**COMPITO RICHIESTO 1:**
Elenchi le persone citate nel brano sulla coppia di reazione delle eliche, escluso l'autore.
***
Quella strana coppia
di Franco Harrauer
Il titolo non deve lasciar adito a maliziose allusioni.
Negli anni sessanta o giù di li, insieme a Renato “Sonny” Levi, ci trovammo ad affrontare un interessante problema di coppie; alludo alla “coppia di reazione” che si manifesta in modo molto sensibile in eliche dal forte diametro e basso numero di giri. La coppia, in questo caso “torcente” come dicono i testi di meccanica, è un sistema di due vettori paralleli, di verso opposto, non allineati e di egual modulo applicati ad un corpo… ecc..
Una manifestazione nota e temuta da chi con una barca monomotore fa marcia indietro per accostare in banchina, sempre sotto l’occhio critico di chi sta a terra, è che in una barca veloce e potente sempre monomotore, la fa sensibilmente coricare in corsa su un fianco.
Ricordo ad Anzio il “decollo” di “Ultima Volta” dell’avv. Agnelli, che percorse affumicando tutto il golfo, nel tentativo di entrare in “redan” e quando finalmente riuscì ad innescare i turbocompressori del suo unico Carraro V 12 da 850 CV, partì tutto sbandato a sinistra contro la coppia di reazione dei 4800 giri della sua unica elica.
Per inciso, il tipo di elica che Renato aveva in mente richiedeva un surmoltiplicatore di giri, anziché un riduttore. Pochi giorni dopo, con l’attivazione di una generosa coppia di correttori d’assetto, tutto tornò normale e detto tra di noi, ne sarebbe bastato uno solo: quello sinistro.
Con le eliche superveloci completamente immerse in regime di supercavitazione, il fenomeno di coppia non era rilevante come si sarebbe presentato con un altro “mostro” di 1800 CV , la cui elica semisommersa doveva girare a qualcosa come 4000 giri. Il “mostro” era lo “SCIMITAR” che con i suoi teorici 100 Kn avrebbe dovuto battere il primato mondiale di velocità Diesel.
Per questo racer, per ragioni di spazio e di centraggio dei pesi, il surmoltiplicatore era applicato all?esterno dello specchio di poppa in un “castello” metallico che supportava l’elica semisommersa. Il motore, un CRM 18 D/S, era collegato alla scatola del surmoltiplicatore mediante un cardano. Pertanto, sarebbe stato possibile angolare l’asse elica di un paio di gradi a sinistra sul piano orizzontale, per tentare di minimizzare l’effetto di coppia che sarebbe stato determinante su uno scafo di nove metri di lunghezza f.t., dal peso di 4 tonnellate e con un diedro a poppa di 19 gradi.
Con Nino Petrone, futuro primatista e titolare del cantiere SAPRI dove era in costruzione lo Scimitar, mi recai un paio di volte a Castellanza alla CRM per il problema del surmoltiplicatore che aveva solo rapporti di riduzione, mentre Levi voleva aumentare il numero dei giri in cerca di una soluzione anche anticonvenzionale, pur di uscire da quella empasse.
***
**COMPITO RICHIESTO 2:**
Riscriva la parte dei dati che va dalla prima riga fino alla riga contenente "checkbox-label: @BeforeClass <box>58", entrambe incluse, sostituendo "checkbox-label" con "etichetta-casella" e lasciando invariato tutto il resto.

**DATI ESTRATTI:**
***
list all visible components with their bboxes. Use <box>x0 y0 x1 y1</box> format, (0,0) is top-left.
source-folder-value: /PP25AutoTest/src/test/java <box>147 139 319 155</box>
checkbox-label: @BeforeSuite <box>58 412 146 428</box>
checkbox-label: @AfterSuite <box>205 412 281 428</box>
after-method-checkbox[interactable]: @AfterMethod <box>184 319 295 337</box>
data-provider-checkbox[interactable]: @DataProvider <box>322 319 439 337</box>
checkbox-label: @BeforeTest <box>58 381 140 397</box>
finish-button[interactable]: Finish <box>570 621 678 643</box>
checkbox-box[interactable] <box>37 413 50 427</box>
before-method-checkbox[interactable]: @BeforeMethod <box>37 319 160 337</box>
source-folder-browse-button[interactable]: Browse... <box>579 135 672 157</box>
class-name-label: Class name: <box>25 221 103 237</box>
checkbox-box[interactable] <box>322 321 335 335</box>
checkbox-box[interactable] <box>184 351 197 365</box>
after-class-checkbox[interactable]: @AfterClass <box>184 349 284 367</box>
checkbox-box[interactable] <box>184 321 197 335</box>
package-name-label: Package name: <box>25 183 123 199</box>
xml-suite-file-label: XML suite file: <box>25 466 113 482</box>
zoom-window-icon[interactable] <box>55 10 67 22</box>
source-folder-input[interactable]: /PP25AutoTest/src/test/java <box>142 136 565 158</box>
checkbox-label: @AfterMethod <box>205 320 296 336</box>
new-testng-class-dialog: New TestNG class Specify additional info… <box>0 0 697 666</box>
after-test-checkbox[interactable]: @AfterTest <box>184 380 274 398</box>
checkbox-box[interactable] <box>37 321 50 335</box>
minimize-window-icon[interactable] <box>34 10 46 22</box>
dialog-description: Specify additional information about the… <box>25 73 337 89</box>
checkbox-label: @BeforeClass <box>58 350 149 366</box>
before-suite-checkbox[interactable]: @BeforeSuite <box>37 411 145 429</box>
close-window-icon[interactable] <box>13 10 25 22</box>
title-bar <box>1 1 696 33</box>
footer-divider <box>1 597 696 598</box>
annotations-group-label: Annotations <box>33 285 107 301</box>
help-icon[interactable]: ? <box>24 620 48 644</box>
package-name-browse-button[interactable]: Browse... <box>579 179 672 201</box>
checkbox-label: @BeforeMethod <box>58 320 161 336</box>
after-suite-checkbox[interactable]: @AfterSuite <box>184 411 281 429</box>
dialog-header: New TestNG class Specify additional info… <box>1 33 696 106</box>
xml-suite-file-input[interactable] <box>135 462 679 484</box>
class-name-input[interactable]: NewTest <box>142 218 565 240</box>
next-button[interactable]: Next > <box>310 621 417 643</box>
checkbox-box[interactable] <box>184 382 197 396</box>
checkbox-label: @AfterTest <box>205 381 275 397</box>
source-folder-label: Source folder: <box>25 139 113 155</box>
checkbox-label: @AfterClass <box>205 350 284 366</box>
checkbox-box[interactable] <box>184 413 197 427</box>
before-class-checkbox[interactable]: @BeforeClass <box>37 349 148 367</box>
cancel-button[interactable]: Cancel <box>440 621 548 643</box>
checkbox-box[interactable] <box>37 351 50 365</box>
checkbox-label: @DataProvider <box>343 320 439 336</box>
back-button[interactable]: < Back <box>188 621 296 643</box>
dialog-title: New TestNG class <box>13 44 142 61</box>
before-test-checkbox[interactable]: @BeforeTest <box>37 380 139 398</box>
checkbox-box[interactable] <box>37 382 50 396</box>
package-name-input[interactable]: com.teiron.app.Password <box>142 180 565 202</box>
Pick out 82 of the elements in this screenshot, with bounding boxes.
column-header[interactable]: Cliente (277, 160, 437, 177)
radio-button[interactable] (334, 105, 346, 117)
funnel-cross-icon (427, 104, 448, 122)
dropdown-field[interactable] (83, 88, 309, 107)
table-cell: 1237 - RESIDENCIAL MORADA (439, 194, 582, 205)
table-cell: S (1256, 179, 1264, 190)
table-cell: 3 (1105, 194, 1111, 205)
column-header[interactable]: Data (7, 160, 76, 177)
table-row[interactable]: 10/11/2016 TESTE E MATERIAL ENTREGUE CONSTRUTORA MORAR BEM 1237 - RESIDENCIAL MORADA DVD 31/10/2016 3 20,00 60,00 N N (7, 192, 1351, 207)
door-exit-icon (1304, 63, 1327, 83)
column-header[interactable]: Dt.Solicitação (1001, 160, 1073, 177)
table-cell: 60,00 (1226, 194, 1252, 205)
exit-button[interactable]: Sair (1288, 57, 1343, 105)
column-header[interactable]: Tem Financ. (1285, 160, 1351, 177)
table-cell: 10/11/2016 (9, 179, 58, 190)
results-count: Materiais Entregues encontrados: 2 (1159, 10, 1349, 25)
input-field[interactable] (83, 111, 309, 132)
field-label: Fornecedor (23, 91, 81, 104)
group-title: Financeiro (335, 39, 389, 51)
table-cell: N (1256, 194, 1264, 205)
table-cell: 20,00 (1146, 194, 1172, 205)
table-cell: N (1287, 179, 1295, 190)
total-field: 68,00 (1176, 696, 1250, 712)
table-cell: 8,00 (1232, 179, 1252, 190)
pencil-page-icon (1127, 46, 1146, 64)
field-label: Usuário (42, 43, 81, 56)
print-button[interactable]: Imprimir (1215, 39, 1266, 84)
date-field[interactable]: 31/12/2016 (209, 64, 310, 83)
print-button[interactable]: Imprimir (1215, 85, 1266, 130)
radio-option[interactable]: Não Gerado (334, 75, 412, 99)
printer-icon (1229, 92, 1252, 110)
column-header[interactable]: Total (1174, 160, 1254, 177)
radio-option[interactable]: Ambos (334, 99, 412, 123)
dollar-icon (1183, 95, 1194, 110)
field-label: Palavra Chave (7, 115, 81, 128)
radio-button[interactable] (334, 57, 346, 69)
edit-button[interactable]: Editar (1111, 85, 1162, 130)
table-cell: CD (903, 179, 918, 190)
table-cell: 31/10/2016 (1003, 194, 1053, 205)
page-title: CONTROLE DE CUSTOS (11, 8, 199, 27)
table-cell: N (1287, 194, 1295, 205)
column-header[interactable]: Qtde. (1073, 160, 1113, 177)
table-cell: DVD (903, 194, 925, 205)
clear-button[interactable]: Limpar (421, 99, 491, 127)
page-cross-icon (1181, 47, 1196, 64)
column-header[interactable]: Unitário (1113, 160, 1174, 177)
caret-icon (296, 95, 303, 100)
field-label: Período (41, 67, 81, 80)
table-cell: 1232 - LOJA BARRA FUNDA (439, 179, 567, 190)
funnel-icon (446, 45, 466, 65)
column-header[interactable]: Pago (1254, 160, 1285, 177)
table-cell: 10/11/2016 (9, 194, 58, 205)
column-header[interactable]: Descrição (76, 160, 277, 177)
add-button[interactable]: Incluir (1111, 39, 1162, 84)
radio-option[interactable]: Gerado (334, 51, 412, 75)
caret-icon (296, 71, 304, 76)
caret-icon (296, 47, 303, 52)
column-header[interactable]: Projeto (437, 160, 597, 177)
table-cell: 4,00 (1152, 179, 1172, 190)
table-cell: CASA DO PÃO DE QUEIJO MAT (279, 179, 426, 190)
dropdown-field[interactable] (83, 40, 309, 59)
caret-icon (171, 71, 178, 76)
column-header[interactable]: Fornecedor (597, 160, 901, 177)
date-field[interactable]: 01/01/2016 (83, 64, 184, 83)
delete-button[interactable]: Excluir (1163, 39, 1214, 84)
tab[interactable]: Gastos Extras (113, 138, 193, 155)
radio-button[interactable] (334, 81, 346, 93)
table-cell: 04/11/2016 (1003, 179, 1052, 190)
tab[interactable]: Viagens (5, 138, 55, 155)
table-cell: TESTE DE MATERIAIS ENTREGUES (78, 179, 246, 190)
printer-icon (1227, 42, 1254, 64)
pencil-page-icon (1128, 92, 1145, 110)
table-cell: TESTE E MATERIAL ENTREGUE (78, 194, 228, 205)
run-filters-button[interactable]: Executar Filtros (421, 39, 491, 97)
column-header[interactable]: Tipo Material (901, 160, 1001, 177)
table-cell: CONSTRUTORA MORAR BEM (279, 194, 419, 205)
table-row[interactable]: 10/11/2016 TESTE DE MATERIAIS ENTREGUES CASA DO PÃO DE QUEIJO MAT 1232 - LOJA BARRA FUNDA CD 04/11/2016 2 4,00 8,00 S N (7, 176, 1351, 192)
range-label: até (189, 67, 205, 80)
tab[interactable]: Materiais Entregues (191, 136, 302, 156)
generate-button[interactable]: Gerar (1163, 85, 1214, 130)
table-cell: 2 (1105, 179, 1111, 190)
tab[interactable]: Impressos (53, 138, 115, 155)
***
**RISPOSTA COMPLETA 1:**
- Renato "Sonny" Levi
- l'avv. Agnelli
- Nino Petrone

**RISPOSTA COMPLETA 2:**
list all visible components with their bboxes. Use <box>x0 y0 x1 y1</box> format, (0,0) is top-left.
source-folder-value: /PP25AutoTest/src/test/java <box>147 139 319 155</box>
etichetta-casella: @BeforeSuite <box>58 412 146 428</box>
etichetta-casella: @AfterSuite <box>205 412 281 428</box>
after-method-checkbox[interactable]: @AfterMethod <box>184 319 295 337</box>
data-provider-checkbox[interactable]: @DataProvider <box>322 319 439 337</box>
etichetta-casella: @BeforeTest <box>58 381 140 397</box>
finish-button[interactable]: Finish <box>570 621 678 643</box>
checkbox-box[interactable] <box>37 413 50 427</box>
before-method-checkbox[interactable]: @BeforeMethod <box>37 319 160 337</box>
source-folder-browse-button[interactable]: Browse... <box>579 135 672 157</box>
class-name-label: Class name: <box>25 221 103 237</box>
checkbox-box[interactable] <box>322 321 335 335</box>
checkbox-box[interactable] <box>184 351 197 365</box>
after-class-checkbox[interactable]: @AfterClass <box>184 349 284 367</box>
checkbox-box[interactable] <box>184 321 197 335</box>
package-name-label: Package name: <box>25 183 123 199</box>
xml-suite-file-label: XML suite file: <box>25 466 113 482</box>
zoom-window-icon[interactable] <box>55 10 67 22</box>
source-folder-input[interactable]: /PP25AutoTest/src/test/java <box>142 136 565 158</box>
etichetta-casella: @AfterMethod <box>205 320 296 336</box>
new-testng-class-dialog: New TestNG class Specify additional info… <box>0 0 697 666</box>
after-test-checkbox[interactable]: @AfterTest <box>184 380 274 398</box>
checkbox-box[interactable] <box>37 321 50 335</box>
minimize-window-icon[interactable] <box>34 10 46 22</box>
dialog-description: Specify additional information about the… <box>25 73 337 89</box>
etichetta-casella: @BeforeClass <box>58 350 149 366</box>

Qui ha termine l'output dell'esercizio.